-- 課題 --
建設現場の熱中症予防についての本文を、最後の文の後から書き継いでください。

-- 本文抜粋 --
* * * * *
熱中症は、高温多湿の環境に重労働が加わることで起こりやすくなります。気温だけでなく湿度が高い日、風が弱く日差しが強い日、前日の睡眠不足や体調不良、暑さに慣れていない梅雨明けの時期も要注意です。建設現場では、作業着やヘルメットで熱がこもりやすく、足場や屋根、道路舗装など日陰のない場所での作業もリスクを高めます。暑さ指数(WBGT)は気温に湿度や日射を加味した指標で、現場の危険度を判断する際の目安になります。
今日からできる予防チェック
- 作業前に暑さ指数(WBGT)を確認する。現場の掲示板やスマートフォンのアプリで当日の予測を確認し、数値が高い日は作業時間の調整や交代制の休憩を計画しましょう。
- のどが渇く前に水分補給。のどが渇いた時点ではすでに水分が不足し始めています。作業前にもコップ1杯を飲み、作業中はこまめに少量ずつ補給します。
- 汗で失われる塩分は、塩飴や塩分入りの飲み物、おにぎりや味噌汁などの食事からも補給します。水だけでは塩分が不足しやすくなります。
- 休憩は日陰や冷房の効いた場所でとり、帽子やタオルで直射日光を防ぎます。体調がおかしいと感じたら無理をせず休み、現場の管理者に伝えましょう。こまめに休憩をとり、長い作業はローテーションで分担します。
- 通気性のよい作業着や保冷剤入りのベスト、首元を冷やすタオルなど、涼しく過ごせる装備を活用します。
* * * * *
-- データ抜粋 --
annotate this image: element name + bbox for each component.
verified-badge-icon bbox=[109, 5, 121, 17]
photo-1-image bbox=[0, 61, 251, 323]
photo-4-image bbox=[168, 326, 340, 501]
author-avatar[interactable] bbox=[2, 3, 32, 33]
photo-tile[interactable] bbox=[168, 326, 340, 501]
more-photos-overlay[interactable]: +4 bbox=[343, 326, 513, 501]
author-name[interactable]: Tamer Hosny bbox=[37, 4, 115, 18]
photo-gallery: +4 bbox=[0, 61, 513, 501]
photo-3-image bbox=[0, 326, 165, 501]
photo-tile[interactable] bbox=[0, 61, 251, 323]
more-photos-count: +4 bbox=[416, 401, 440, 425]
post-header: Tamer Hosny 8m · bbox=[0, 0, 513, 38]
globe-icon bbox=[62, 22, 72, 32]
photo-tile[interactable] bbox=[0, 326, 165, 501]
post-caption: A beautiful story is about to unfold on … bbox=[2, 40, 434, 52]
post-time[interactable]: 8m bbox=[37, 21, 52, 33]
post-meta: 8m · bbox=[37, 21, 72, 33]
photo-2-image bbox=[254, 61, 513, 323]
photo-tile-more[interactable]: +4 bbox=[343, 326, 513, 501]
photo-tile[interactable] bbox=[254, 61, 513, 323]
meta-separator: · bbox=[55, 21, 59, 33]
* * * * *
-- 回答 --
初期症状と応急対応
めまい、立ちくらみ、筋肉のけいれん、大量の発汗は初期のサインです。症状が出たら作業を中断し、涼しい場所へ移動して衣類をゆるめ、水分と塩分を補給します。自力で飲めない、意識がおかしい、呼びかけに反応しない場合は、無理に飲ませず救急要請を優先してください。可能であれば首やわきの下を冷やしながら対応します。暑い日が続くと症状に気づきにくくなるため、周囲の人が異変に気づいたら声をかけることも大切です。
まとめ
予防の最新情報は、厚生労働省などが公表する公式のガイドラインで確認できます。現場の管理者は、暑さ指数の共有と休憩時間の確保を徹底しましょう。持病や体調に不安がある場合は、産業医や医療機関に相談してください。日々の予防策をチームで共有し、一人ひとりが声をかけ合うことが重要です。本記事は予防の一般的な情報であり、個々の作業可否を判断するものではありません。